Exercise task:
Write out every entry exactly as it appears.

Provided data:
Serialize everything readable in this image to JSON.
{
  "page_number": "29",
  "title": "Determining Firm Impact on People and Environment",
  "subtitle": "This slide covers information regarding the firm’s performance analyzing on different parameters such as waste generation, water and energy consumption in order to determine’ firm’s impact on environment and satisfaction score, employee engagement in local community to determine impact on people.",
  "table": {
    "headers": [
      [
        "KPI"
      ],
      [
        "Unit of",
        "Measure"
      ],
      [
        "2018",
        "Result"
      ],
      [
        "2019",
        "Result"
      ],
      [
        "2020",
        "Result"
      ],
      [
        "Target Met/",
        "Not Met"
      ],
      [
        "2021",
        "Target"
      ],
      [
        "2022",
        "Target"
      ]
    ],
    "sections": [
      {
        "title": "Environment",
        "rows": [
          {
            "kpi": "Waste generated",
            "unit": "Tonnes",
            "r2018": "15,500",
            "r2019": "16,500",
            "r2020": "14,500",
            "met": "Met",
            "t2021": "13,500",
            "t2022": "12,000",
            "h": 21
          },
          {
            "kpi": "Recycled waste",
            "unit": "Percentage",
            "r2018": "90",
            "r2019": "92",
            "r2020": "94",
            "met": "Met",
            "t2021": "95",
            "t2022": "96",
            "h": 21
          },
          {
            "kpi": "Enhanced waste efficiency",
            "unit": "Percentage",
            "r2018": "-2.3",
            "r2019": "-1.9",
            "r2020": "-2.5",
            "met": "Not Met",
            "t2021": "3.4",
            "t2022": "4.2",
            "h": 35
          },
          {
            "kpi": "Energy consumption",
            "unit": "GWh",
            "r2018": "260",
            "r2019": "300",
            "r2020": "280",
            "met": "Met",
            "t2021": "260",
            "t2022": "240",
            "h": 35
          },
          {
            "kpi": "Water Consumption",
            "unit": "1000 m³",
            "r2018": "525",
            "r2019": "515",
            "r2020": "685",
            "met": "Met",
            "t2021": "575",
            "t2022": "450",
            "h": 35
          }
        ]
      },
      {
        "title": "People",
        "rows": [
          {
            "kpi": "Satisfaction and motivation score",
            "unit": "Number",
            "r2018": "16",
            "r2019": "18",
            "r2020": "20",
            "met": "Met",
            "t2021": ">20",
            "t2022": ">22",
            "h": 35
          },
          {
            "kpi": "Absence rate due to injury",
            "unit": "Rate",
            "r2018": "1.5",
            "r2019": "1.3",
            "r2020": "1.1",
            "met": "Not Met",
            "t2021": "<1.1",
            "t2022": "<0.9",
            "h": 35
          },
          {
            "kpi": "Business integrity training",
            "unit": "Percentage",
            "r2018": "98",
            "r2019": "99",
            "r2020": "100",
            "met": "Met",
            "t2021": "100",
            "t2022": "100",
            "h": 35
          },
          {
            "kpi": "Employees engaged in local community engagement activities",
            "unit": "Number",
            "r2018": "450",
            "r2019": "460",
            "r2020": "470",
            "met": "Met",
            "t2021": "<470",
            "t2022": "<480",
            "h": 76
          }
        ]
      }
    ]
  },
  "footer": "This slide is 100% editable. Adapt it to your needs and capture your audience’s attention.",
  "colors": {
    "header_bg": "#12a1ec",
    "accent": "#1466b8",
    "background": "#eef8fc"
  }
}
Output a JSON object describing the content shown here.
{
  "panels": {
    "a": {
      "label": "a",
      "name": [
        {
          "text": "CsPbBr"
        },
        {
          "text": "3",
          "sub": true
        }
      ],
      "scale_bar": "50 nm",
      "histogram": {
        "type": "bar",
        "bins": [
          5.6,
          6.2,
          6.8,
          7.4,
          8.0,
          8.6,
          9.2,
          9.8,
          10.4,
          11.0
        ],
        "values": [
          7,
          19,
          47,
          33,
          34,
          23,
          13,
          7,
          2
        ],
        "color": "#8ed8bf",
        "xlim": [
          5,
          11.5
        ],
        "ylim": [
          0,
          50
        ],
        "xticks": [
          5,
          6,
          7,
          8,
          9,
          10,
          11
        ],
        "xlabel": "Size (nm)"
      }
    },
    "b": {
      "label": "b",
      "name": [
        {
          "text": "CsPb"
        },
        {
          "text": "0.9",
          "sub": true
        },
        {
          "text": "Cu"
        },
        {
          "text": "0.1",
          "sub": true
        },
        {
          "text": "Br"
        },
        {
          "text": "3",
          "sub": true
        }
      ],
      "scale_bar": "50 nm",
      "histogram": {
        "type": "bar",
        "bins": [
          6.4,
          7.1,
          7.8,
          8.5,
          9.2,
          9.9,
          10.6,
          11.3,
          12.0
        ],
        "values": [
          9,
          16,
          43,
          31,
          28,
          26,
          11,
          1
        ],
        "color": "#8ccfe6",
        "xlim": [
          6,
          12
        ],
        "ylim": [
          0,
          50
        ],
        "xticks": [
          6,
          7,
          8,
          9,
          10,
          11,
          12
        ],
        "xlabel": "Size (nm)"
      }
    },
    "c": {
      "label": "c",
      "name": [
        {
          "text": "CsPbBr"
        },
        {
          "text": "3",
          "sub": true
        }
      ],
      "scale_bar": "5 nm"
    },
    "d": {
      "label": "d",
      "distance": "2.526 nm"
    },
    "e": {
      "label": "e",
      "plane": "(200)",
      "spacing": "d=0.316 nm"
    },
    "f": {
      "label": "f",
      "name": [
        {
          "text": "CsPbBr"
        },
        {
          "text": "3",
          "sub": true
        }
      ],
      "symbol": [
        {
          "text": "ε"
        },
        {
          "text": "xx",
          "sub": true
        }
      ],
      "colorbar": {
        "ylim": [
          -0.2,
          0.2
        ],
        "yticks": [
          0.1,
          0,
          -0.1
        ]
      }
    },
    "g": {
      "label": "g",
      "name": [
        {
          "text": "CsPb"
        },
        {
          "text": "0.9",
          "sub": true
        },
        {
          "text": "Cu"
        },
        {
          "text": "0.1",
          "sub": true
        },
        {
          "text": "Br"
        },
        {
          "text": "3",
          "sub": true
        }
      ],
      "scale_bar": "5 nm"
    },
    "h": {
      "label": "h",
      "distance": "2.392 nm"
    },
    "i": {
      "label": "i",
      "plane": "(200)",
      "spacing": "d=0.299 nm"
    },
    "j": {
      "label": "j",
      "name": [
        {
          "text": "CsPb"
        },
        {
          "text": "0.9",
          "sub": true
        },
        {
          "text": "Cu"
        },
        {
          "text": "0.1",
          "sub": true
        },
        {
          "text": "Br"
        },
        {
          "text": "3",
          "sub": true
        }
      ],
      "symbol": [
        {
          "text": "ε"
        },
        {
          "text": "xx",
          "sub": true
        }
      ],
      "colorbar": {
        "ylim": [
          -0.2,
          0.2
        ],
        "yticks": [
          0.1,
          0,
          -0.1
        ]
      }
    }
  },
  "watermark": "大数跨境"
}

Completed exercise:
Serialize everything readable in this image to JSON.
{
  "page_number": "29",
  "title": "Determining Firm Impact on People and Environment",
  "subtitle": "This slide covers information regarding the firm’s performance analyzing on different parameters such as waste generation, water and energy consumption in order to determine’ firm’s impact on environment and satisfaction score, employee engagement in local community to determine impact on people.",
  "table": {
    "headers": [
      [
        "KPI"
      ],
      [
        "Unit of",
        "Measure"
      ],
      [
        "2018",
        "Result"
      ],
      [
        "2019",
        "Result"
      ],
      [
        "2020",
        "Result"
      ],
      [
        "Target Met/",
        "Not Met"
      ],
      [
        "2021",
        "Target"
      ],
      [
        "2022",
        "Target"
      ]
    ],
    "sections": [
      {
        "title": "Environment",
        "rows": [
          {
            "kpi": "Waste generated",
            "unit": "Tonnes",
            "r2018": "15,500",
            "r2019": "16,500",
            "r2020": "14,500",
            "met": "Met",
            "t2021": "13,500",
            "t2022": "12,000",
            "h": 21
          },
          {
            "kpi": "Recycled waste",
            "unit": "Percentage",
            "r2018": "90",
            "r2019": "92",
            "r2020": "94",
            "met": "Met",
            "t2021": "95",
            "t2022": "96",
            "h": 21
          },
          {
            "kpi": "Enhanced waste efficiency",
            "unit": "Percentage",
            "r2018": "-2.3",
            "r2019": "-1.9",
            "r2020": "-2.5",
            "met": "Not Met",
            "t2021": "3.4",
            "t2022": "4.2",
            "h": 35
          },
          {
            "kpi": "Energy consumption",
            "unit": "GWh",
            "r2018": "260",
            "r2019": "300",
            "r2020": "280",
            "met": "Met",
            "t2021": "260",
            "t2022": "240",
            "h": 35
          },
          {
            "kpi": "Water Consumption",
            "unit": "1000 m³",
            "r2018": "525",
            "r2019": "515",
            "r2020": "685",
            "met": "Met",
            "t2021": "575",
            "t2022": "450",
            "h": 35
          }
        ]
      },
      {
        "title": "People",
        "rows": [
          {
            "kpi": "Satisfaction and motivation score",
            "unit": "Number",
            "r2018": "16",
            "r2019": "18",
            "r2020": "20",
            "met": "Met",
            "t2021": ">20",
            "t2022": ">22",
            "h": 35
          },
          {
            "kpi": "Absence rate due to injury",
            "unit": "Rate",
            "r2018": "1.5",
            "r2019": "1.3",
            "r2020": "1.1",
            "met": "Not Met",
            "t2021": "<1.1",
            "t2022": "<0.9",
            "h": 35
          },
          {
            "kpi": "Business integrity training",
            "unit": "Percentage",
            "r2018": "98",
            "r2019": "99",
            "r2020": "100",
            "met": "Met",
            "t2021": "100",
            "t2022": "100",
            "h": 35
          },
          {
            "kpi": "Employees engaged in local community engagement activities",
            "unit": "Number",
            "r2018": "450",
            "r2019": "460",
            "r2020": "470",
            "met": "Met",
            "t2021": "<470",
            "t2022": "<480",
            "h": 76
          }
        ]
      }
    ]
  },
  "footer": "This slide is 100% editable. Adapt it to your needs and capture your audience’s attention.",
  "colors": {
    "header_bg": "#12a1ec",
    "accent": "#1466b8",
    "background": "#eef8fc"
  }
}
Output a JSON object describing the content shown here.
{
  "panels": {
    "a": {
      "label": "a",
      "name": [
        {
          "text": "CsPbBr"
        },
        {
          "text": "3",
          "sub": true
        }
      ],
      "scale_bar": "50 nm",
      "histogram": {
        "type": "bar",
        "bins": [
          5.6,
          6.2,
          6.8,
          7.4,
          8.0,
          8.6,
          9.2,
          9.8,
          10.4,
          11.0
        ],
        "values": [
          7,
          19,
          47,
          33,
          34,
          23,
          13,
          7,
          2
        ],
        "color": "#8ed8bf",
        "xlim": [
          5,
          11.5
        ],
        "ylim": [
          0,
          50
        ],
        "xticks": [
          5,
          6,
          7,
          8,
          9,
          10,
          11
        ],
        "xlabel": "Size (nm)"
      }
    },
    "b": {
      "label": "b",
      "name": [
        {
          "text": "CsPb"
        },
        {
          "text": "0.9",
          "sub": true
        },
        {
          "text": "Cu"
        },
        {
          "text": "0.1",
          "sub": true
        },
        {
          "text": "Br"
        },
        {
          "text": "3",
          "sub": true
        }
      ],
      "scale_bar": "50 nm",
      "histogram": {
        "type": "bar",
        "bins": [
          6.4,
          7.1,
          7.8,
          8.5,
          9.2,
          9.9,
          10.6,
          11.3,
          12.0
        ],
        "values": [
          9,
          16,
          43,
          31,
          28,
          26,
          11,
          1
        ],
        "color": "#8ccfe6",
        "xlim": [
          6,
          12
        ],
        "ylim": [
          0,
          50
        ],
        "xticks": [
          6,
          7,
          8,
          9,
          10,
          11,
          12
        ],
        "xlabel": "Size (nm)"
      }
    },
    "c": {
      "label": "c",
      "name": [
        {
          "text": "CsPbBr"
        },
        {
          "text": "3",
          "sub": true
        }
      ],
      "scale_bar": "5 nm"
    },
    "d": {
      "label": "d",
      "distance": "2.526 nm"
    },
    "e": {
      "label": "e",
      "plane": "(200)",
      "spacing": "d=0.316 nm"
    },
    "f": {
      "label": "f",
      "name": [
        {
          "text": "CsPbBr"
        },
        {
          "text": "3",
          "sub": true
        }
      ],
      "symbol": [
        {
          "text": "ε"
        },
        {
          "text": "xx",
          "sub": true
        }
      ],
      "colorbar": {
        "ylim": [
          -0.2,
          0.2
        ],
        "yticks": [
          0.1,
          0,
          -0.1
        ]
      }
    },
    "g": {
      "label": "g",
      "name": [
        {
          "text": "CsPb"
        },
        {
          "text": "0.9",
          "sub": true
        },
        {
          "text": "Cu"
        },
        {
          "text": "0.1",
          "sub": true
        },
        {
          "text": "Br"
        },
        {
          "text": "3",
          "sub": true
        }
      ],
      "scale_bar": "5 nm"
    },
    "h": {
      "label": "h",
      "distance": "2.392 nm"
    },
    "i": {
      "label": "i",
      "plane": "(200)",
      "spacing": "d=0.299 nm"
    },
    "j": {
      "label": "j",
      "name": [
        {
          "text": "CsPb"
        },
        {
          "text": "0.9",
          "sub": true
        },
        {
          "text": "Cu"
        },
        {
          "text": "0.1",
          "sub": true
        },
        {
          "text": "Br"
        },
        {
          "text": "3",
          "sub": true
        }
      ],
      "symbol": [
        {
          "text": "ε"
        },
        {
          "text": "xx",
          "sub": true
        }
      ],
      "colorbar": {
        "ylim": [
          -0.2,
          0.2
        ],
        "yticks": [
          0.1,
          0,
          -0.1
        ]
      }
    }
  },
  "watermark": "大数跨境"
}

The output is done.